>> BEGIN Data supplied

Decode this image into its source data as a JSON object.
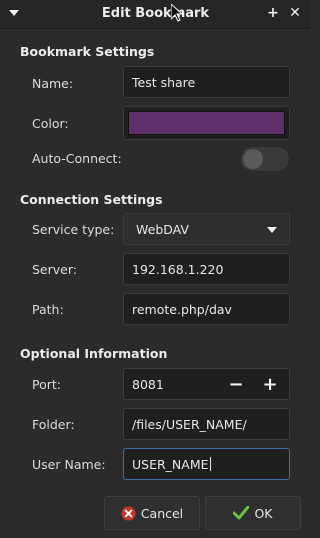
{
  "window": {
    "title": "Edit Bookmark",
    "menu_icon": "chevron-down-icon",
    "add_icon": "plus-icon",
    "close_icon": "close-icon"
  },
  "bookmark_settings": {
    "heading": "Bookmark Settings",
    "name_label": "Name:",
    "name_value": "Test share",
    "color_label": "Color:",
    "color_value": "#5f2f6b",
    "autoconnect_label": "Auto-Connect:",
    "autoconnect_on": false
  },
  "connection_settings": {
    "heading": "Connection Settings",
    "service_label": "Service type:",
    "service_value": "WebDAV",
    "server_label": "Server:",
    "server_value": "192.168.1.220",
    "path_label": "Path:",
    "path_value": "remote.php/dav"
  },
  "optional_information": {
    "heading": "Optional Information",
    "port_label": "Port:",
    "port_value": "8081",
    "folder_label": "Folder:",
    "folder_value": "/files/USER_NAME/",
    "username_label": "User Name:",
    "username_value": "USER_NAME"
  },
  "buttons": {
    "cancel_label": "Cancel",
    "ok_label": "OK"
  },
  "colors": {
    "background": "#2b2b2b",
    "field_bg": "#1f1f1f",
    "focus_border": "#3d6ea5",
    "cancel_icon": "#c0392b",
    "ok_icon": "#6cc04a"
  }
}
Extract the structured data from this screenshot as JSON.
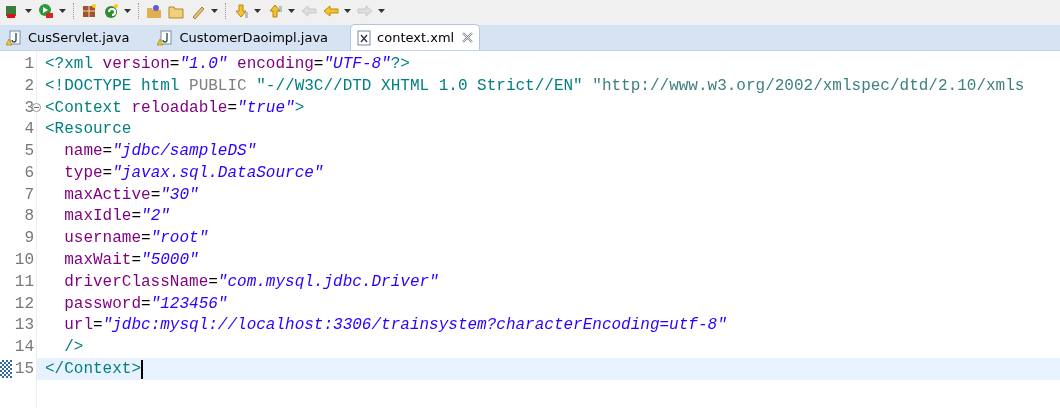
{
  "toolbar": {
    "items": [
      {
        "dropdown": true,
        "disabled": false
      },
      {
        "dropdown": true,
        "disabled": false
      },
      {
        "dropdown": false,
        "disabled": false
      },
      {
        "dropdown": true,
        "disabled": false
      },
      {
        "dropdown": false,
        "disabled": false
      },
      {
        "dropdown": false,
        "disabled": false
      },
      {
        "dropdown": true,
        "disabled": false
      },
      {
        "dropdown": true,
        "disabled": false
      },
      {
        "dropdown": true,
        "disabled": false
      },
      {
        "dropdown": false,
        "disabled": true
      },
      {
        "dropdown": true,
        "disabled": false
      },
      {
        "dropdown": true,
        "disabled": true
      }
    ]
  },
  "tabs": [
    {
      "label": "CusServlet.java",
      "kind": "java",
      "selected": false
    },
    {
      "label": "CustomerDaoimpl.java",
      "kind": "java",
      "selected": false
    },
    {
      "label": "context.xml",
      "kind": "xml",
      "selected": true
    }
  ],
  "editor": {
    "lines": [
      {
        "number": "1",
        "segments": [
          {
            "kind": "tag",
            "text": "<?xml "
          },
          {
            "kind": "attr",
            "text": "version"
          },
          {
            "kind": "eq",
            "text": "="
          },
          {
            "kind": "value",
            "text": "\"1.0\" "
          },
          {
            "kind": "attr",
            "text": "encoding"
          },
          {
            "kind": "eq",
            "text": "="
          },
          {
            "kind": "value",
            "text": "\"UTF-8\""
          },
          {
            "kind": "tag",
            "text": "?>"
          }
        ]
      },
      {
        "number": "2",
        "segments": [
          {
            "kind": "tag",
            "text": "<!DOCTYPE html "
          },
          {
            "kind": "keyword",
            "text": "PUBLIC "
          },
          {
            "kind": "tag",
            "text": "\"-//W3C//DTD XHTML 1.0 Strict//EN\" "
          },
          {
            "kind": "doc",
            "text": "\"http://www.w3.org/2002/xmlspec/dtd/2.10/xmls"
          }
        ]
      },
      {
        "number": "3",
        "folded": false,
        "segments": [
          {
            "kind": "tag",
            "text": "<Context "
          },
          {
            "kind": "attr",
            "text": "reloadable"
          },
          {
            "kind": "eq",
            "text": "="
          },
          {
            "kind": "value",
            "text": "\"true\""
          },
          {
            "kind": "tag",
            "text": ">"
          }
        ]
      },
      {
        "number": "4",
        "segments": [
          {
            "kind": "tag",
            "text": "<Resource"
          }
        ]
      },
      {
        "number": "5",
        "segments": [
          {
            "kind": "attr",
            "text": "  name"
          },
          {
            "kind": "eq",
            "text": "="
          },
          {
            "kind": "value",
            "text": "\"jdbc/sampleDS\""
          }
        ]
      },
      {
        "number": "6",
        "segments": [
          {
            "kind": "attr",
            "text": "  type"
          },
          {
            "kind": "eq",
            "text": "="
          },
          {
            "kind": "value",
            "text": "\"javax.sql.DataSource\""
          }
        ]
      },
      {
        "number": "7",
        "segments": [
          {
            "kind": "attr",
            "text": "  maxActive"
          },
          {
            "kind": "eq",
            "text": "="
          },
          {
            "kind": "value",
            "text": "\"30\""
          }
        ]
      },
      {
        "number": "8",
        "segments": [
          {
            "kind": "attr",
            "text": "  maxIdle"
          },
          {
            "kind": "eq",
            "text": "="
          },
          {
            "kind": "value",
            "text": "\"2\""
          }
        ]
      },
      {
        "number": "9",
        "segments": [
          {
            "kind": "attr",
            "text": "  username"
          },
          {
            "kind": "eq",
            "text": "="
          },
          {
            "kind": "value",
            "text": "\"root\""
          }
        ]
      },
      {
        "number": "10",
        "segments": [
          {
            "kind": "attr",
            "text": "  maxWait"
          },
          {
            "kind": "eq",
            "text": "="
          },
          {
            "kind": "value",
            "text": "\"5000\""
          }
        ]
      },
      {
        "number": "11",
        "segments": [
          {
            "kind": "attr",
            "text": "  driverClassName"
          },
          {
            "kind": "eq",
            "text": "="
          },
          {
            "kind": "value",
            "text": "\"com.mysql.jdbc.Driver\""
          }
        ]
      },
      {
        "number": "12",
        "segments": [
          {
            "kind": "attr",
            "text": "  password"
          },
          {
            "kind": "eq",
            "text": "="
          },
          {
            "kind": "value",
            "text": "\"123456\""
          }
        ]
      },
      {
        "number": "13",
        "segments": [
          {
            "kind": "attr",
            "text": "  url"
          },
          {
            "kind": "eq",
            "text": "="
          },
          {
            "kind": "value",
            "text": "\"jdbc:mysql://localhost:3306/trainsystem?characterEncoding=utf-8\""
          }
        ]
      },
      {
        "number": "14",
        "segments": [
          {
            "kind": "tag",
            "text": "  />"
          }
        ]
      },
      {
        "number": "15",
        "current": true,
        "segments": [
          {
            "kind": "tag",
            "text": "</Context>"
          }
        ]
      }
    ]
  }
}
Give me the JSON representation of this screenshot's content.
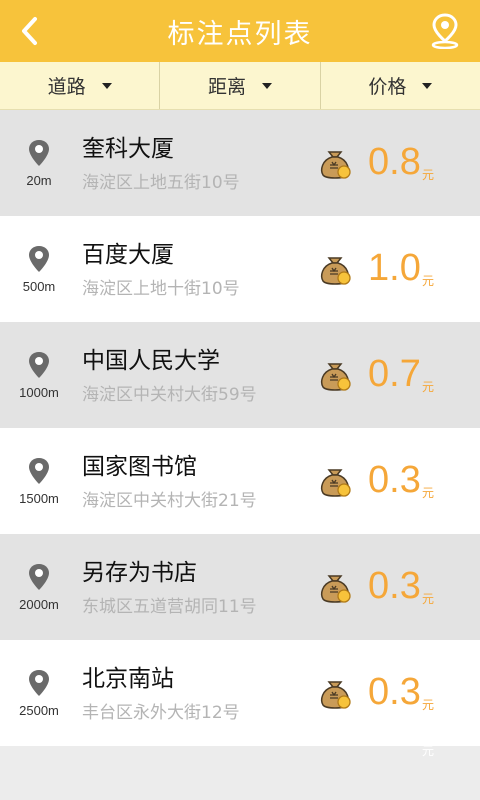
{
  "header": {
    "title": "标注点列表",
    "back_icon": "chevron-left-icon",
    "map_icon": "map-pin-icon"
  },
  "filters": [
    {
      "label": "道路"
    },
    {
      "label": "距离"
    },
    {
      "label": "价格"
    }
  ],
  "places": [
    {
      "name": "奎科大厦",
      "address": "海淀区上地五街10号",
      "distance": "20m",
      "price": "0.8",
      "unit": "元"
    },
    {
      "name": "百度大厦",
      "address": "海淀区上地十街10号",
      "distance": "500m",
      "price": "1.0",
      "unit": "元"
    },
    {
      "name": "中国人民大学",
      "address": "海淀区中关村大街59号",
      "distance": "1000m",
      "price": "0.7",
      "unit": "元"
    },
    {
      "name": "国家图书馆",
      "address": "海淀区中关村大街21号",
      "distance": "1500m",
      "price": "0.3",
      "unit": "元"
    },
    {
      "name": "另存为书店",
      "address": "东城区五道营胡同11号",
      "distance": "2000m",
      "price": "0.3",
      "unit": "元"
    },
    {
      "name": "北京南站",
      "address": "丰台区永外大街12号",
      "distance": "2500m",
      "price": "0.3",
      "unit": "元"
    }
  ],
  "footer": {
    "stray_unit": "元"
  },
  "colors": {
    "accent": "#f7c33b",
    "price": "#f5a739",
    "filter_bg": "#fcf6cf"
  }
}
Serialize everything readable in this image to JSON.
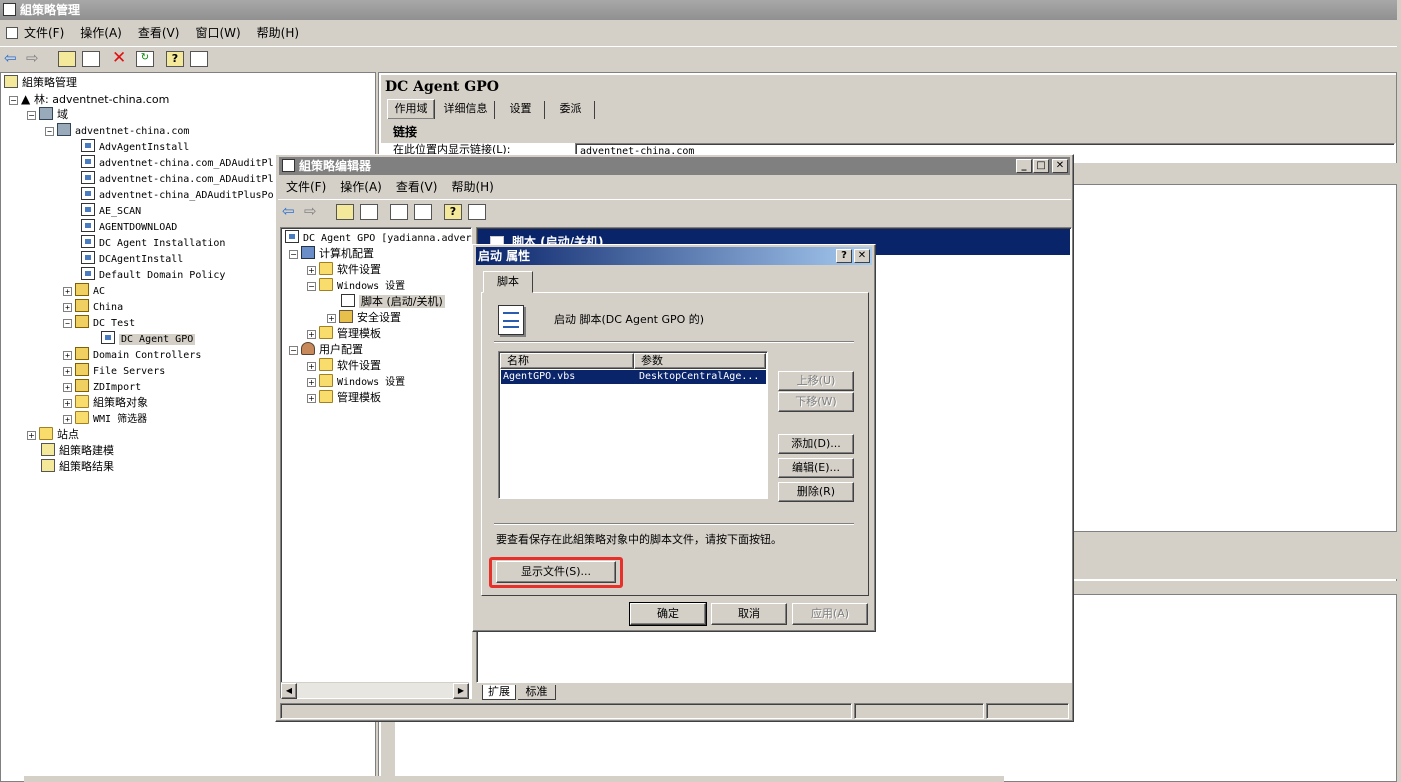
{
  "main": {
    "title": "組策略管理",
    "menu": [
      "文件(F)",
      "操作(A)",
      "查看(V)",
      "窗口(W)",
      "帮助(H)"
    ],
    "tree": {
      "root": "組策略管理",
      "forest": "林: adventnet-china.com",
      "domains": "域",
      "domain": "adventnet-china.com",
      "gpos": [
        "AdvAgentInstall",
        "adventnet-china.com_ADAuditPl",
        "adventnet-china.com_ADAuditPl",
        "adventnet-china_ADAuditPlusPo",
        "AE_SCAN",
        "AGENTDOWNLOAD",
        "DC Agent Installation",
        "DCAgentInstall",
        "Default Domain Policy"
      ],
      "ous": [
        "AC",
        "China",
        "DC Test"
      ],
      "selected": "DC Agent GPO",
      "ous2": [
        "Domain Controllers",
        "File Servers",
        "ZDImport",
        "組策略对象",
        "WMI 筛选器"
      ],
      "sites": "站点",
      "modeling": "組策略建模",
      "results": "組策略结果"
    },
    "right": {
      "title": "DC Agent GPO",
      "tabs": [
        "作用域",
        "详细信息",
        "设置",
        "委派"
      ],
      "links_heading": "链接",
      "links_label": "在此位置内显示链接(L):",
      "links_value": "adventnet-china.com"
    }
  },
  "editor": {
    "title": "組策略编辑器",
    "menu": [
      "文件(F)",
      "操作(A)",
      "查看(V)",
      "帮助(H)"
    ],
    "tree": {
      "root": "DC Agent GPO [yadianna.adver",
      "computer": "计算机配置",
      "software": "软件设置",
      "windows": "Windows 设置",
      "scripts": "脚本 (启动/关机)",
      "security": "安全设置",
      "admin": "管理模板",
      "user": "用户配置",
      "u_software": "软件设置",
      "u_windows": "Windows 设置",
      "u_admin": "管理模板"
    },
    "header": "脚本 (启动/关机)",
    "tabs": [
      "扩展",
      "标准"
    ]
  },
  "dialog": {
    "title": "启动 属性",
    "tab": "脚本",
    "description": "启动 脚本(DC Agent GPO 的)",
    "columns": [
      "名称",
      "参数"
    ],
    "rows": [
      {
        "name": "AgentGPO.vbs",
        "params": "DesktopCentralAge..."
      }
    ],
    "buttons": {
      "up": "上移(U)",
      "down": "下移(W)",
      "add": "添加(D)...",
      "edit": "编辑(E)...",
      "delete": "删除(R)"
    },
    "hint": "要查看保存在此組策略对象中的脚本文件，请按下面按钮。",
    "show_files": "显示文件(S)...",
    "ok": "确定",
    "cancel": "取消",
    "apply": "应用(A)",
    "highlight_color": "#e8302a"
  }
}
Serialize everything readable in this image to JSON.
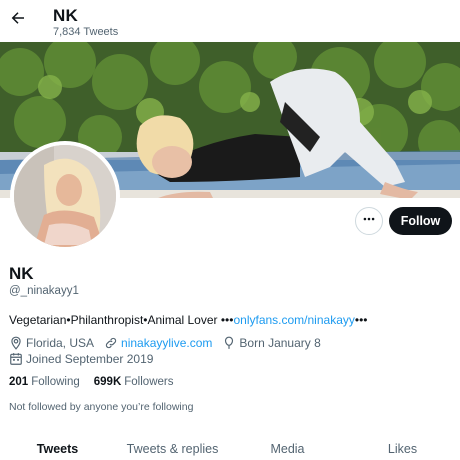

>> END Data supplied

Copy all lines in the listing above where the string "mysql" appears.

**Expected output**
            "text": "\"com.mysql.jdbc.Driver\""
            "text": "\"jdbc:mysql://localhost:3306/trainsystem?characterEncoding=utf-8\""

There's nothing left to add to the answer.